§ **Passage to read**:
Ex parte Hammar
Decision Date | 15 April 1925 |
Docket Number | 19136. |
Citation | 134 Wash. 51,234 P. 1018 |
Parties | Ex parte HAMMarch |
Court | Washington Supreme Court |
Department 1.
In the matter of the application of Fred H. J. Hammar for a writ of habeas corpus. Writ denied.
Henry Clay Agnew, of Seattle, for petitioner.
John H Dunbar and E. W. Anderson, both of Olympia, opposed.
This is an original application in this court for a writ of habeas corpus, by which the petitioner seeks his release from the state penitentiary. It is alleged in the petition that he was tried and convicted of grand larceny in the superior court for King county in August, 1921, and that prior to judgment and sentence he was by a supplemental information charged with being a habitual criminal, in that he had been four times previously convicted in British Columbia of crimes amounting to felonies under the laws of this state. Conviction was had upon the supplemental information, and the petitioner was sentenced under the Habitual Criminal Act.

§ **Record set**:
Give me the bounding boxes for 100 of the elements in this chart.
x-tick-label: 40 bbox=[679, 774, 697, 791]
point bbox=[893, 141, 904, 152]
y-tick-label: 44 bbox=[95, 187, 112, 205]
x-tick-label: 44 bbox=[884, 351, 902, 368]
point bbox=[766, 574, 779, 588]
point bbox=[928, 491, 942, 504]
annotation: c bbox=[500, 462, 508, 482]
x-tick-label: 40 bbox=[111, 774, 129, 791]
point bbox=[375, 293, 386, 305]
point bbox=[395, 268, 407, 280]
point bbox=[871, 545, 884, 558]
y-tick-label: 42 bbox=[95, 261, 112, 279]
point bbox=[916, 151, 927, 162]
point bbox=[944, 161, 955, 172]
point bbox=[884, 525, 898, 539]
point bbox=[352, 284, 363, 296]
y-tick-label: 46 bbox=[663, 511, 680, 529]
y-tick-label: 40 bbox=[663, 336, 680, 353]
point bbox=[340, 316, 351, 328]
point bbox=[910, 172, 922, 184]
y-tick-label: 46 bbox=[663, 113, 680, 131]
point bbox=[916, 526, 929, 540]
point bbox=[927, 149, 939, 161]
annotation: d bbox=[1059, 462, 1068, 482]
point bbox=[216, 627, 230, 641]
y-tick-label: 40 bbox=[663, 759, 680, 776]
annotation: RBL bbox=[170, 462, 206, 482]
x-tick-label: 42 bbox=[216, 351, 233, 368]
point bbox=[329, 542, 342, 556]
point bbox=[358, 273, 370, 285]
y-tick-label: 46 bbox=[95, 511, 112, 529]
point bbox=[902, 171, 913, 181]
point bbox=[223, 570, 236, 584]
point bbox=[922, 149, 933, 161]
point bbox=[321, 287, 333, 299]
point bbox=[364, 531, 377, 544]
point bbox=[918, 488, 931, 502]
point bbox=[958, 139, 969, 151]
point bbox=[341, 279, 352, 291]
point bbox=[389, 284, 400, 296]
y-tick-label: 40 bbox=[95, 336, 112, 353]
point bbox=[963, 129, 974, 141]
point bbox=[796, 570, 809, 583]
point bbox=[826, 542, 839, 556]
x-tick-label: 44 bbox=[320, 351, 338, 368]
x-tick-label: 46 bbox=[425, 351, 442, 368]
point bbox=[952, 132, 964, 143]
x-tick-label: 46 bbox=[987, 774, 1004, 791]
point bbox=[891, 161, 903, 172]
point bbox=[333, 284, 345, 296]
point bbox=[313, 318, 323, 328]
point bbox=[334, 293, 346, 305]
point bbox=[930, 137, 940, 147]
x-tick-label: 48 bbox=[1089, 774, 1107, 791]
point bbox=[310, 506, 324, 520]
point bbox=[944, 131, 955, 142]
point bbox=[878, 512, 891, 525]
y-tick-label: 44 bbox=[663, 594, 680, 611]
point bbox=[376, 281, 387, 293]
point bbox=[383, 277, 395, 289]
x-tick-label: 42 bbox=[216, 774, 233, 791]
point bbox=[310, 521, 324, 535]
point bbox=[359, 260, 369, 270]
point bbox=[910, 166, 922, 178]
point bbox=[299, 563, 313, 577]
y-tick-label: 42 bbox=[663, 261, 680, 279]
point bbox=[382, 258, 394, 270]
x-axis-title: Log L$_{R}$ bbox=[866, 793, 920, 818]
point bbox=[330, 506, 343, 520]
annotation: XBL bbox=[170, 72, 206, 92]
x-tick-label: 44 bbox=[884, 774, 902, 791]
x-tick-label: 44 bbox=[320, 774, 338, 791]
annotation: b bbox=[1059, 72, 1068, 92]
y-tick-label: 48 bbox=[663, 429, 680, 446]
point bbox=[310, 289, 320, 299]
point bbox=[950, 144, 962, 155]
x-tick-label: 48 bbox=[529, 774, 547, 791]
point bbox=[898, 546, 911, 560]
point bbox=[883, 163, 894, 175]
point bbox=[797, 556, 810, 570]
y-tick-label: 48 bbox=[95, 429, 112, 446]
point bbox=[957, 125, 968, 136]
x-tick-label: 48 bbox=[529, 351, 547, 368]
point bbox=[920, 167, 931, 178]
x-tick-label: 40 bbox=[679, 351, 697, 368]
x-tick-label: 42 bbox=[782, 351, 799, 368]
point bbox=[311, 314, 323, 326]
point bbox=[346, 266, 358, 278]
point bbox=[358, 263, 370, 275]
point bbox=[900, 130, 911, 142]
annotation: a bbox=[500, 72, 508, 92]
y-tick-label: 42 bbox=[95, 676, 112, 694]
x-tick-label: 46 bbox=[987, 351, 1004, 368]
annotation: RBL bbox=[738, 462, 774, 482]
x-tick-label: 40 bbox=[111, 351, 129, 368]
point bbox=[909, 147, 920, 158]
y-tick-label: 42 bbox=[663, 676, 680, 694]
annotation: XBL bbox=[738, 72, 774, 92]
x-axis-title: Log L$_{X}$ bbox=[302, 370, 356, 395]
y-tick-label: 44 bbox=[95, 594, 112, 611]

§ **Required work**: Repeat word for word the stretch of the Hammar habeas corpus decision from "In the matter" through "Habitual Criminal Act.". The data can be left aside, since nothing here relies on it.

§ **Written answer**:
In the matter of the application of Fred H. J. Hammar for a writ of habeas corpus. Writ denied.
Henry Clay Agnew, of Seattle, for petitioner.
John H Dunbar and E. W. Anderson, both of Olympia, opposed.
This is an original application in this court for a writ of habeas corpus, by which the petitioner seeks his release from the state penitentiary. It is alleged in the petition that he was tried and convicted of grand larceny in the superior court for King county in August, 1921, and that prior to judgment and sentence he was by a supplemental information charged with being a habitual criminal, in that he had been four times previously convicted in British Columbia of crimes amounting to felonies under the laws of this state. Conviction was had upon the supplemental information, and the petitioner was sentenced under the Habitual Criminal Act.